> _Ziel der Übung_
Beantworte die folgenden Fragen zum Auszug über den Beschluss des Amtsgerichts Rostock.
1. Von welchem Datum ist der Beschluss, und welches Aktenzeichen trägt er?
2. Mit welcher Softwareversion arbeitete das eingesetzte Messgerät?
3. Auf welche Prüfung musste sich der Sachverständige beschränken?

> _Auszug_
--------
Im Fall des Amtsgerichts Rostock (Beschluss vom 27.9.2013, Az.: 35 OWi 1/12) lag eine Messung mit der stationären Geschwindigkeitsmessanlage PoliScan Speed F1-HP mit der Softwareversion 3.2.4 (Stand 10.2.2011) zugrunde. Das Gericht sah sich nicht in der Lage, sicher festzustellen, dass dieses Gerät die dem Betroffenen vorgeworfene Geschwindigkeit tatsächlich richtig gemessen hat.

Laut Gutachter keine nachträgliche Richtigkeitskonrtrolle möglich

Aus den Erläuterungen eines vom Gericht bestellten Sachverständigen ergab sich, dass dem Sachverständigen eine nachträgliche Richtigkeitskontrolle beim Gerät PoliScan Speed nicht zugänglich war. Daher musste er sich auf eine nachträgliche Plausibilitätsprüfung der Messwerte beschränken. Das Messprinzip, der Messablauf und die eigentlichen Messwertbildung des bei dieser Messung eingesetzten Messgerätes habe der Gutachter nicht überprüfen können, weil das Programm keine Reproduktion der konkreten Lage der Messstrecke innerhalb des Erfassungsbereichs sowie der gemessenen Geschwindigkeitswerte, die zur Bildung der ausgewiesenen Durchschnittsgeschwindigkeit führt, zulasse. Insbesondere könne die Geschwindigkeitsbildung sowie der Messwerterzeugung nicht überprüft werden. Dies bedeute, dass die dem Betroffenen vorgeworfene Geschwindigkeit aus Bild und Dokumentation der Messung nicht nachvollzogen werden könne.
--------
> _Erfasste Daten_
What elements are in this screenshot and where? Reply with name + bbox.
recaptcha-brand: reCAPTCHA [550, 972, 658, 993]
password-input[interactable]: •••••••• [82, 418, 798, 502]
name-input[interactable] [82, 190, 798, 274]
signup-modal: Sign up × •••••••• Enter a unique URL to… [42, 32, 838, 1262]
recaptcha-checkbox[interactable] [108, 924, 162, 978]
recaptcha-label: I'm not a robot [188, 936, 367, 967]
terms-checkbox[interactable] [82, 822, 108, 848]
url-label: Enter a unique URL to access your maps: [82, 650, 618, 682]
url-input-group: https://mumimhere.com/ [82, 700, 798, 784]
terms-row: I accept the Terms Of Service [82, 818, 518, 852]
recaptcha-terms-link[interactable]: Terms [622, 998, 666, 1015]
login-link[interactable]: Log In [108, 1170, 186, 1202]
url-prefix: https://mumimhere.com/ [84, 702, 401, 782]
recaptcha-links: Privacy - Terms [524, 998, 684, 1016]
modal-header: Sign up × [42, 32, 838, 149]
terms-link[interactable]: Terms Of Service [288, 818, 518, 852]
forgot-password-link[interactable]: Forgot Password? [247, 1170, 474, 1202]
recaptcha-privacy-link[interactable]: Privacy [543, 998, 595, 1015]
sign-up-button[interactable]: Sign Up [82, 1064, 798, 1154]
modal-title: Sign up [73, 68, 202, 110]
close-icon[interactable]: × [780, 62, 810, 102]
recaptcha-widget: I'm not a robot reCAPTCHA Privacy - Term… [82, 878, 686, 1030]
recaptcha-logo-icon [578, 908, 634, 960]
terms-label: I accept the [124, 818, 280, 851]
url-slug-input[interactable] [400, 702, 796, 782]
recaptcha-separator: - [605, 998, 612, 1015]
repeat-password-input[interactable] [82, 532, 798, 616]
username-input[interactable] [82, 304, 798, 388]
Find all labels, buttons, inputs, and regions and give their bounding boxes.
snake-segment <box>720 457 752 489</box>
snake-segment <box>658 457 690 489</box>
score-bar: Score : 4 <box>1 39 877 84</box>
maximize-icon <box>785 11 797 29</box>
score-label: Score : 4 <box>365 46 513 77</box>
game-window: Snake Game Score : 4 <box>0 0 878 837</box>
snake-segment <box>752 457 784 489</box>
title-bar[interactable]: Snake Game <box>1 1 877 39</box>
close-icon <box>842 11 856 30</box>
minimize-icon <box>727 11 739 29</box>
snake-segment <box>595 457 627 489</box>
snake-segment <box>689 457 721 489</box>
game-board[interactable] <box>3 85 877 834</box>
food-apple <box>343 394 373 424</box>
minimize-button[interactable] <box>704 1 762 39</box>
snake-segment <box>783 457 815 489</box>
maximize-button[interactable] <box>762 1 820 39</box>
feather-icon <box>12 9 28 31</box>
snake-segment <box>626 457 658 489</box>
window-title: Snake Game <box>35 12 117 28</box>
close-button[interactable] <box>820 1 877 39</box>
--------
> _Ergebnis_
1. Vom 27.9.2013, Az.: 35 OWi 1/12
2. Mit der Softwareversion 3.2.4 (Stand 10.2.2011)
3. Auf eine nachträgliche Plausibilitätsprüfung der Messwerte